- _Work instructions_
Pull every line of the entries that has the word "fermez".

- _Data for the task_
[start]

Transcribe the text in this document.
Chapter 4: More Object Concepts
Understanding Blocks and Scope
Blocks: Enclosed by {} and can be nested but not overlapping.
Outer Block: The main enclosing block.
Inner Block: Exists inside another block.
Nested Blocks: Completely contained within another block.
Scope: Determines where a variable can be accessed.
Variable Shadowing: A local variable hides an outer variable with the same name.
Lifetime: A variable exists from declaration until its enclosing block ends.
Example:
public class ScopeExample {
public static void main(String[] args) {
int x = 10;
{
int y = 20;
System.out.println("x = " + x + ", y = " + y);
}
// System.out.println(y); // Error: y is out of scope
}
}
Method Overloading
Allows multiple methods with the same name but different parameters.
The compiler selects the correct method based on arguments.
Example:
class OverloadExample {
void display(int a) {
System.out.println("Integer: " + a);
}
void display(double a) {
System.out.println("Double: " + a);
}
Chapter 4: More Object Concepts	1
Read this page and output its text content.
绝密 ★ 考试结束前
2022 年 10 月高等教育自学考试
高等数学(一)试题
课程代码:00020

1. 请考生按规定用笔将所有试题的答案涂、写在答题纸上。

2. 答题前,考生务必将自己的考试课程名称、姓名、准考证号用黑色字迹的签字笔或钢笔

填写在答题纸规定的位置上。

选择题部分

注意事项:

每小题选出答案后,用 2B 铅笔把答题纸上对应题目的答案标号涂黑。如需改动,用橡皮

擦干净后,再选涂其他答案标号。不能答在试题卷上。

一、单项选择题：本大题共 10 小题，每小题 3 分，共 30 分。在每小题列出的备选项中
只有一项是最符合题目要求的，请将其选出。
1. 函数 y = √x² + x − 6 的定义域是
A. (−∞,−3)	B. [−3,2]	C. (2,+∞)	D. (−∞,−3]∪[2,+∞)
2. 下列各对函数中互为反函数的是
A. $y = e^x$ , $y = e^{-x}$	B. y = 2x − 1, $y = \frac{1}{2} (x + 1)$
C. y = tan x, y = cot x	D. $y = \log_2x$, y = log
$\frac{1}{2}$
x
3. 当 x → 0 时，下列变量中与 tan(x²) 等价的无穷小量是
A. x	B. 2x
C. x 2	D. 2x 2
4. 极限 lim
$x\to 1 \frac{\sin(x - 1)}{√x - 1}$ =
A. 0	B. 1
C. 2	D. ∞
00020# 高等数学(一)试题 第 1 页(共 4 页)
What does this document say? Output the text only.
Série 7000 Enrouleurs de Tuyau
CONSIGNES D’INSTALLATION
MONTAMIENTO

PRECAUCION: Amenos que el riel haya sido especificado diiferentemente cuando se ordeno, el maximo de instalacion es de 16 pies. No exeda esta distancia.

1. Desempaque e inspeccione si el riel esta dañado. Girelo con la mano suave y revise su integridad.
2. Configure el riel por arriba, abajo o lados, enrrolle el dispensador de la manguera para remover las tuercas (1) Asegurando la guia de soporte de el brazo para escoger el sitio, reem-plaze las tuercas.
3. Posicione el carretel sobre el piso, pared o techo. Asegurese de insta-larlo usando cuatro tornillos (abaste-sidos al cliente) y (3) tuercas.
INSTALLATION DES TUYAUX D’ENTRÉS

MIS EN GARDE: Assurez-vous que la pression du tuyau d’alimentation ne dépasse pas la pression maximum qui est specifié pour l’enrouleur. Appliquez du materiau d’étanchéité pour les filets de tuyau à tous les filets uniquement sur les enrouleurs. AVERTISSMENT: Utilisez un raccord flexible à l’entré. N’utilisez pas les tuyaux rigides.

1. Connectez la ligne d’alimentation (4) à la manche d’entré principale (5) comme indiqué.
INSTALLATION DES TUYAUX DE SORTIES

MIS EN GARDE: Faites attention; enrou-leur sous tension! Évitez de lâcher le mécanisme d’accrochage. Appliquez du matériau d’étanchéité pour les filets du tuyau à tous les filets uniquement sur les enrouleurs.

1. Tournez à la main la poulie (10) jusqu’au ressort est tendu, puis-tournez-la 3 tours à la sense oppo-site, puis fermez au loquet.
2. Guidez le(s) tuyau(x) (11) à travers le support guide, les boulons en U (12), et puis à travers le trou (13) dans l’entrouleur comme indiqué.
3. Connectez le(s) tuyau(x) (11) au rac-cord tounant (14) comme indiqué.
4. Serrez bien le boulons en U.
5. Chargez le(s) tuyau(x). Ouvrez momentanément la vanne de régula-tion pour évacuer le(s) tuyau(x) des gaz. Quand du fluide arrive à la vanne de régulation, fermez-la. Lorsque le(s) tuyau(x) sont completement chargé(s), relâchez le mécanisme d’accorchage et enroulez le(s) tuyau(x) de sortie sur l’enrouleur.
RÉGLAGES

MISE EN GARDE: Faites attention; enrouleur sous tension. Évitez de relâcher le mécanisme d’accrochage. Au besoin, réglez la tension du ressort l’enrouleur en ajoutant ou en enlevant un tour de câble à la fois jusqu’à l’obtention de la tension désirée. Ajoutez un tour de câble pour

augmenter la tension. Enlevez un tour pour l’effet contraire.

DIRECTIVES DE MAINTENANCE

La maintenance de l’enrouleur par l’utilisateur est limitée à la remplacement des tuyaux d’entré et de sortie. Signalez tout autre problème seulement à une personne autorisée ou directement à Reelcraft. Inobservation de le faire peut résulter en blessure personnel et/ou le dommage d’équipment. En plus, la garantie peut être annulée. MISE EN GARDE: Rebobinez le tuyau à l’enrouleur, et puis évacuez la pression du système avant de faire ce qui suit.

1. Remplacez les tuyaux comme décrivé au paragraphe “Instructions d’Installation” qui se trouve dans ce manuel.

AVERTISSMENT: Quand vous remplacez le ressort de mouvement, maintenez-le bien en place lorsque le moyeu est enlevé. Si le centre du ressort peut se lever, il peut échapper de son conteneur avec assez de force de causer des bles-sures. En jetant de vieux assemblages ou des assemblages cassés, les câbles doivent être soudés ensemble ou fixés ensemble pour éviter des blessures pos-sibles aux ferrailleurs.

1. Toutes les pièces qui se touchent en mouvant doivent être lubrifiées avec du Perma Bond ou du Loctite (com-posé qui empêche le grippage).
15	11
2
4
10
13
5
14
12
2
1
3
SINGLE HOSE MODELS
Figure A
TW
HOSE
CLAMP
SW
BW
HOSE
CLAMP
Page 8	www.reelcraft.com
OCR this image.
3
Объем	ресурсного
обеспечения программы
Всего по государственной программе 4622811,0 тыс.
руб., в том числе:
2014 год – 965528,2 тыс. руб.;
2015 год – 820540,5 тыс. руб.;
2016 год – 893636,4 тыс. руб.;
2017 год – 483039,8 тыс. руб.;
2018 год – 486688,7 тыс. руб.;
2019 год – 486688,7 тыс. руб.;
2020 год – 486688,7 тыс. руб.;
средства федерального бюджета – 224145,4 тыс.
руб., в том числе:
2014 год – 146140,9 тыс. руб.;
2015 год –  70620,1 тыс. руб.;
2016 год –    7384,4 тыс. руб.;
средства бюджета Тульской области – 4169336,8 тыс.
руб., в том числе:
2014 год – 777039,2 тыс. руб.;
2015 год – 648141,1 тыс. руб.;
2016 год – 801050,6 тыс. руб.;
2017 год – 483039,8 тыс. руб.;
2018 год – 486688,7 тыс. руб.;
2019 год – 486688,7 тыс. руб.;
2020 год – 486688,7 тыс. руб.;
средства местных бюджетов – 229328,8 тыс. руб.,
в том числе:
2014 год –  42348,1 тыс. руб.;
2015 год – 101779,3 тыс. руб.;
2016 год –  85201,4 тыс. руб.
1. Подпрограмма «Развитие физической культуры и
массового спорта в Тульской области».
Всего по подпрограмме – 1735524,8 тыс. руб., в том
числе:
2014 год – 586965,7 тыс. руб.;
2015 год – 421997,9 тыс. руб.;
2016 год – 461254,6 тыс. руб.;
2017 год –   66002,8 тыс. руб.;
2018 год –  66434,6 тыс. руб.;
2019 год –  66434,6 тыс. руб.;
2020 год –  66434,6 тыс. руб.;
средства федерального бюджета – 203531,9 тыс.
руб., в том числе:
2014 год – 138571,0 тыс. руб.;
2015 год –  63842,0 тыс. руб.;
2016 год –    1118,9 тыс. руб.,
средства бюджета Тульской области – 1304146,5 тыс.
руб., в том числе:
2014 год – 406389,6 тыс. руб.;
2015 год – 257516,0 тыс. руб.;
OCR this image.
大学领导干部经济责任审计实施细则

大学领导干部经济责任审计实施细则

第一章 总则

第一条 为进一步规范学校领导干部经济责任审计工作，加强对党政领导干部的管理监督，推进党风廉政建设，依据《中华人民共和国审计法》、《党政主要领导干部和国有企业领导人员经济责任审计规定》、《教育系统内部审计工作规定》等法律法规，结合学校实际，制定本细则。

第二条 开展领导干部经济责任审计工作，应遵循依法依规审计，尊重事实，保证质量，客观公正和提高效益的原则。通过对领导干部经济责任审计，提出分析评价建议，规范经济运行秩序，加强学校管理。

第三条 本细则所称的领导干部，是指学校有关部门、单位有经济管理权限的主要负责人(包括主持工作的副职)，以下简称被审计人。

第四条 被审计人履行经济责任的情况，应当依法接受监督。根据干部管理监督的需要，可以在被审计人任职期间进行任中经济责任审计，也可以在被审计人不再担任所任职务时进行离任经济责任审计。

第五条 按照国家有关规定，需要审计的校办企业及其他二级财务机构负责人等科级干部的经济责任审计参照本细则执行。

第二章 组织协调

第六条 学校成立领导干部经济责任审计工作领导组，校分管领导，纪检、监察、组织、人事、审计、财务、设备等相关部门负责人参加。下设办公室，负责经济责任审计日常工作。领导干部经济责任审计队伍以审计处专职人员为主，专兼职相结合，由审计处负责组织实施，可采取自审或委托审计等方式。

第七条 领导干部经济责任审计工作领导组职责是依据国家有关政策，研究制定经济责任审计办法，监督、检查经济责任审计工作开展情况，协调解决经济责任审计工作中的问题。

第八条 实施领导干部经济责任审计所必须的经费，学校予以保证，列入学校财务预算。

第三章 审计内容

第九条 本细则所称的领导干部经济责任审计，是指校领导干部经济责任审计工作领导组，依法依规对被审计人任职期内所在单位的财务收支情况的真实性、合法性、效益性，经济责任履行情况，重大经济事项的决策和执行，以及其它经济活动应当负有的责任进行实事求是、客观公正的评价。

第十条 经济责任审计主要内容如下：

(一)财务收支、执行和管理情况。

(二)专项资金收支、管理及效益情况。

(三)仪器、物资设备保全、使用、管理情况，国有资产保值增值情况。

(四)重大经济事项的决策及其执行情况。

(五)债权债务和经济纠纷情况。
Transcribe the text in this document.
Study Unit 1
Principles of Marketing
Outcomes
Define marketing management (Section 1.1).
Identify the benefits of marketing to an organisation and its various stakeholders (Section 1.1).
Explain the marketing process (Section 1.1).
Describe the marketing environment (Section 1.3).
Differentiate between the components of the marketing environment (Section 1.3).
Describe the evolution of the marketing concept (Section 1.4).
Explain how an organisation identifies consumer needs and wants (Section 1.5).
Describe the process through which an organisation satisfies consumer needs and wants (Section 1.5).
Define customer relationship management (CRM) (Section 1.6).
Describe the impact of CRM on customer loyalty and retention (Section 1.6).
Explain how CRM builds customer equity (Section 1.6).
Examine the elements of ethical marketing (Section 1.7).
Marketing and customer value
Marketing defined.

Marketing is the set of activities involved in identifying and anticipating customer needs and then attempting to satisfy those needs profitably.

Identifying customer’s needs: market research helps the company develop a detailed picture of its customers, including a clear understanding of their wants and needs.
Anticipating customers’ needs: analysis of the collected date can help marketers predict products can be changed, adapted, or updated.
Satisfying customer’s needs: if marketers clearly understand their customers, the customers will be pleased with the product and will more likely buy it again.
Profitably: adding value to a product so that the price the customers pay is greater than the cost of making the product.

[end]

- _Exercise answer_
1. Tournez à la main la poulie (10) jusqu’au ressort est tendu, puis-tournez-la 3 tours à la sense oppo-site, puis fermez au loquet.
5. Chargez le(s) tuyau(x). Ouvrez momentanément la vanne de régula-tion pour évacuer le(s) tuyau(x) des gaz. Quand du fluide arrive à la vanne de régulation, fermez-la. Lorsque le(s) tuyau(x) sont completement chargé(s), relâchez le mécanisme d’accorchage et enroulez le(s) tuyau(x) de sortie sur l’enrouleur.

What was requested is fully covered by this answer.